Document excerpt >>
8. A system for drilling a borehole in an earthen formation, the system comprising:

a drillstring having a central axis, an uphole end, and a downhole end;
a drill bit disposed at the downhole end of the drillstring coaxially aligned with the drillstring, wherein the drill bit is configured to rotate about the central axis in a cutting direction to drill the borehole to a diameter D1;
a first reamer section mounted to the drillstring between the drill bit and the uphole end, wherein the first reamer section is configured to rotate about the central axis in the cutting direction to ream the borehole to a diameter D2 that is greater than diameter D1;
wherein the first reamer section includes a pair of first blades and a pair of second blades, wherein the blades of the first reamer section are uniformly circumferentially spaced with the first blades circumferentially adjacent each other and the second blades circumferentially adjacent each other;
wherein each blade has an uphole end, a downhole end opposite the uphole end, and a formation-facing surface extending from the uphole end to the downhole end;
wherein the formation facing surface of each first blade is disposed at a radius R1 relative to the central axis, wherein the radius R1 of the formation facing surface of each first blade decreases moving from the uphole end to the downhole end;
wherein each second blade extends radially to a maximum radius R2 relative to a reamer axis that is parallel to and radially offset from the central axis, wherein the maximum radius R2 that is less than the radius R1 at the downhole end of each first blade;
a plurality of cutter elements mounted to the formation facing surface of each of the first blades, wherein each cutter element extends to a radius relative to the central axis that is less than or equal to the radius R1 at the uphole end of each of the first blades of the first reamer section;
wherein each cutter element has a forward-facing cutting face relative to the cutting direction.

9. The system of claim 8, further comprising:

a second reamer section mounted to the drillstring between the first reamer section and the uphole end of the drillstring, wherein the second reamer section is configured to rotate about the central axis in the cutting direction to ream the borehole to a diameter D3 that is greater than diameter D1;
wherein the second reamer section includes a pair of first blades and a pair of second blades, wherein the blades of the second reamer section are uniformly circumferentially spaced with the first blades circumferentially adjacent each other and the second blades circumferentially adjacent each other;
wherein each blade of the second reamer section has an uphole end, a downhole end, and a formation-facing surface extending from the uphole end to the downhole end;
wherein the formation facing surface of each first blade of the second reamer section is disposed at a radius R1′ relative to the central axis, wherein the radius R1′ of the formation facing surface of each first blade of the second reamer section increases moving from the uphole end to the downhole end;
wherein each second blade of the second reamer section extends radially to a maximum radius R2′ relative to the reamer axis that is less than the radius R1′ at the uphole end of each first blade of the second reamer section;
a plurality of cutter elements mounted to the formation facing surface of each of the first blades of the second reamer section, wherein each cutter element extends to a radius relative to the central axis that is less than or equal to the radius R1′ at the downhole end of each first blade of the second reamer section.

What is required >>
Answer these questions from the drilling system claims:
(a) To what diameter does the drill bit drill the borehole?
(b) Moving from the uphole end to the downhole end, how does the radius R1 of the formation facing surface of each first blade in the first reamer section change?
(c) Where on the drillstring is the second reamer section mounted?

Source data >>

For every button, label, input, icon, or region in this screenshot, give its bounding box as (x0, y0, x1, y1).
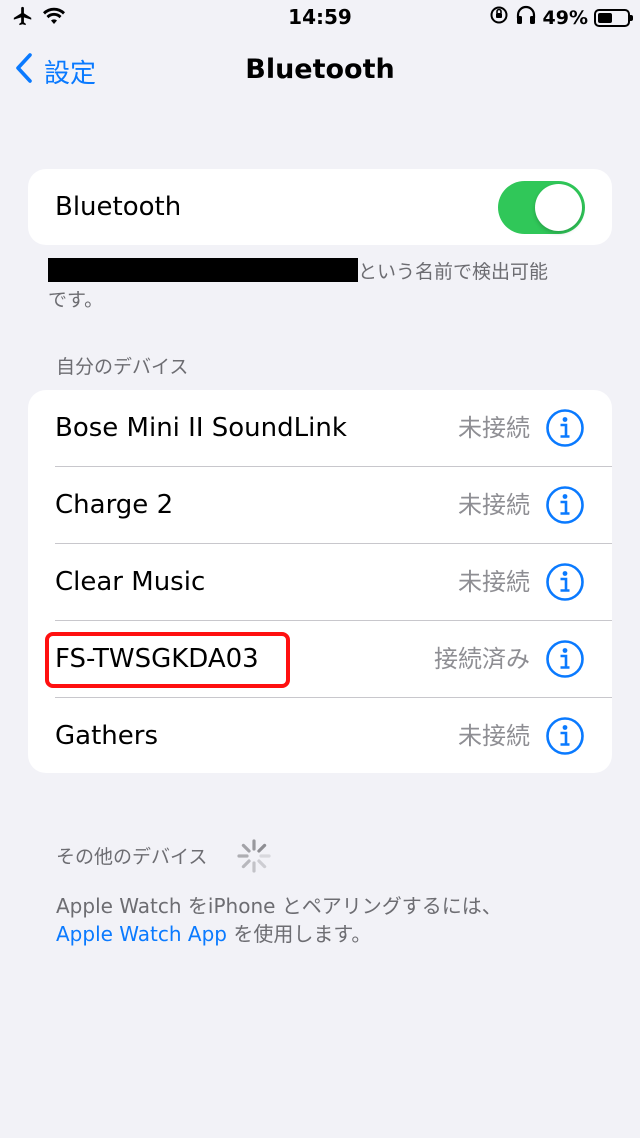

Solution >>
(a) Diameter D1.
(b) It decreases.
(c) Between the first reamer section and the uphole end of the drillstring.